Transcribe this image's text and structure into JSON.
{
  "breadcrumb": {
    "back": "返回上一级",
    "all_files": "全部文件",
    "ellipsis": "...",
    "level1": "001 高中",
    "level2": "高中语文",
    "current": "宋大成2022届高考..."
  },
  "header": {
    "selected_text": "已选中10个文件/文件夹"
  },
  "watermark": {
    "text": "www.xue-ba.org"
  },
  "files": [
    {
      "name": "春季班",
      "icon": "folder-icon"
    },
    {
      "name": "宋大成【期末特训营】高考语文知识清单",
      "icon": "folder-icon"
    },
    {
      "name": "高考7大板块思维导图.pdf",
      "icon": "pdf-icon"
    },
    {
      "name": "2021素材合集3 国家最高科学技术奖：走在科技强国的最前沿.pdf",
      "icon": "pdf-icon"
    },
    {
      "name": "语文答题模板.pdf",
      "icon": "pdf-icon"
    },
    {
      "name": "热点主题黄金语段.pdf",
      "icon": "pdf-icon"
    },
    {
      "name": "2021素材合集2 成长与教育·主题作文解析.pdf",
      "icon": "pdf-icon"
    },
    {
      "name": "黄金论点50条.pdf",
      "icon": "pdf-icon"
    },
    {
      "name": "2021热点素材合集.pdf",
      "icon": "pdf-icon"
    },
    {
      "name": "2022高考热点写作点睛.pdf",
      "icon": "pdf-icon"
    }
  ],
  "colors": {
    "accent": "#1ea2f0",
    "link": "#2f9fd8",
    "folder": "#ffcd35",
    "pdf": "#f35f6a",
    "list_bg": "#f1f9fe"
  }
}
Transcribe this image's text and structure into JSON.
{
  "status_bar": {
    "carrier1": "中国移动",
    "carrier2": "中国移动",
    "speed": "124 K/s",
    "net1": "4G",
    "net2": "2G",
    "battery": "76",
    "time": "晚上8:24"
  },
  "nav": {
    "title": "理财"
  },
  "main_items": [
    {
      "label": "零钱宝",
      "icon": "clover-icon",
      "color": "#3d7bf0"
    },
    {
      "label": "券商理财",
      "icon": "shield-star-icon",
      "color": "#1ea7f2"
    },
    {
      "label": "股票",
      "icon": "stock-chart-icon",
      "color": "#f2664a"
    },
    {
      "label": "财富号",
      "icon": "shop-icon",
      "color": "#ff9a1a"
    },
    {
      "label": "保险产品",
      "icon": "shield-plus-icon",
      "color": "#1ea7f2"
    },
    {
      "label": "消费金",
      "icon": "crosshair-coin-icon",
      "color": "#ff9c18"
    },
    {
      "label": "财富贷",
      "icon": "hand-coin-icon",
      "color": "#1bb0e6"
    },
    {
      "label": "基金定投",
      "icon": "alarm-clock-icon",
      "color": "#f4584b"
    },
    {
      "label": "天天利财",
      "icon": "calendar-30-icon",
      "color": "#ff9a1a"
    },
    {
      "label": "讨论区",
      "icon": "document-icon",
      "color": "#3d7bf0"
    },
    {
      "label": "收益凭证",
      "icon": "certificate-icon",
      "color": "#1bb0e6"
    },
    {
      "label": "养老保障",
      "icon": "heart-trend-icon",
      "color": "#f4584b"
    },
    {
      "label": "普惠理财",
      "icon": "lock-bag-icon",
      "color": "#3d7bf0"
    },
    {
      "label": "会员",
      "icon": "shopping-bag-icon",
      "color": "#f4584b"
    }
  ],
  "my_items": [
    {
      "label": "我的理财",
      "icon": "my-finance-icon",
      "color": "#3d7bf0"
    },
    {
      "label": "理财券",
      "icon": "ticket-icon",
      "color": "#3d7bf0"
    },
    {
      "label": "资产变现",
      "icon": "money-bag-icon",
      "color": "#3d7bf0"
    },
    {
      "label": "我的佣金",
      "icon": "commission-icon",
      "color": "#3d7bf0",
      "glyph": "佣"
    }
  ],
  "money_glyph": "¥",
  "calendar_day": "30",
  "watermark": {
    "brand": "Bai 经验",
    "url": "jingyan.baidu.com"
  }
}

WRITTEN INSTRUCTION
What do the records say? Quote them all exactly.

RESPONSE FOR THIS EXERCISE
Transcribe this image's text and structure into JSON.
{
  "breadcrumb": {
    "back": "返回上一级",
    "all_files": "全部文件",
    "ellipsis": "...",
    "level1": "001 高中",
    "level2": "高中语文",
    "current": "宋大成2022届高考..."
  },
  "header": {
    "selected_text": "已选中10个文件/文件夹"
  },
  "watermark": {
    "text": "www.xue-ba.org"
  },
  "files": [
    {
      "name": "春季班",
      "icon": "folder-icon"
    },
    {
      "name": "宋大成【期末特训营】高考语文知识清单",
      "icon": "folder-icon"
    },
    {
      "name": "高考7大板块思维导图.pdf",
      "icon": "pdf-icon"
    },
    {
      "name": "2021素材合集3 国家最高科学技术奖：走在科技强国的最前沿.pdf",
      "icon": "pdf-icon"
    },
    {
      "name": "语文答题模板.pdf",
      "icon": "pdf-icon"
    },
    {
      "name": "热点主题黄金语段.pdf",
      "icon": "pdf-icon"
    },
    {
      "name": "2021素材合集2 成长与教育·主题作文解析.pdf",
      "icon": "pdf-icon"
    },
    {
      "name": "黄金论点50条.pdf",
      "icon": "pdf-icon"
    },
    {
      "name": "2021热点素材合集.pdf",
      "icon": "pdf-icon"
    },
    {
      "name": "2022高考热点写作点睛.pdf",
      "icon": "pdf-icon"
    }
  ],
  "colors": {
    "accent": "#1ea2f0",
    "link": "#2f9fd8",
    "folder": "#ffcd35",
    "pdf": "#f35f6a",
    "list_bg": "#f1f9fe"
  }
}
Transcribe this image's text and structure into JSON.
{
  "status_bar": {
    "carrier1": "中国移动",
    "carrier2": "中国移动",
    "speed": "124 K/s",
    "net1": "4G",
    "net2": "2G",
    "battery": "76",
    "time": "晚上8:24"
  },
  "nav": {
    "title": "理财"
  },
  "main_items": [
    {
      "label": "零钱宝",
      "icon": "clover-icon",
      "color": "#3d7bf0"
    },
    {
      "label": "券商理财",
      "icon": "shield-star-icon",
      "color": "#1ea7f2"
    },
    {
      "label": "股票",
      "icon": "stock-chart-icon",
      "color": "#f2664a"
    },
    {
      "label": "财富号",
      "icon": "shop-icon",
      "color": "#ff9a1a"
    },
    {
      "label": "保险产品",
      "icon": "shield-plus-icon",
      "color": "#1ea7f2"
    },
    {
      "label": "消费金",
      "icon": "crosshair-coin-icon",
      "color": "#ff9c18"
    },
    {
      "label": "财富贷",
      "icon": "hand-coin-icon",
      "color": "#1bb0e6"
    },
    {
      "label": "基金定投",
      "icon": "alarm-clock-icon",
      "color": "#f4584b"
    },
    {
      "label": "天天利财",
      "icon": "calendar-30-icon",
      "color": "#ff9a1a"
    },
    {
      "label": "讨论区",
      "icon": "document-icon",
      "color": "#3d7bf0"
    },
    {
      "label": "收益凭证",
      "icon": "certificate-icon",
      "color": "#1bb0e6"
    },
    {
      "label": "养老保障",
      "icon": "heart-trend-icon",
      "color": "#f4584b"
    },
    {
      "label": "普惠理财",
      "icon": "lock-bag-icon",
      "color": "#3d7bf0"
    },
    {
      "label": "会员",
      "icon": "shopping-bag-icon",
      "color": "#f4584b"
    }
  ],
  "my_items": [
    {
      "label": "我的理财",
      "icon": "my-finance-icon",
      "color": "#3d7bf0"
    },
    {
      "label": "理财券",
      "icon": "ticket-icon",
      "color": "#3d7bf0"
    },
    {
      "label": "资产变现",
      "icon": "money-bag-icon",
      "color": "#3d7bf0"
    },
    {
      "label": "我的佣金",
      "icon": "commission-icon",
      "color": "#3d7bf0",
      "glyph": "佣"
    }
  ],
  "money_glyph": "¥",
  "calendar_day": "30",
  "watermark": {
    "brand": "Bai 经验",
    "url": "jingyan.baidu.com"
  }
}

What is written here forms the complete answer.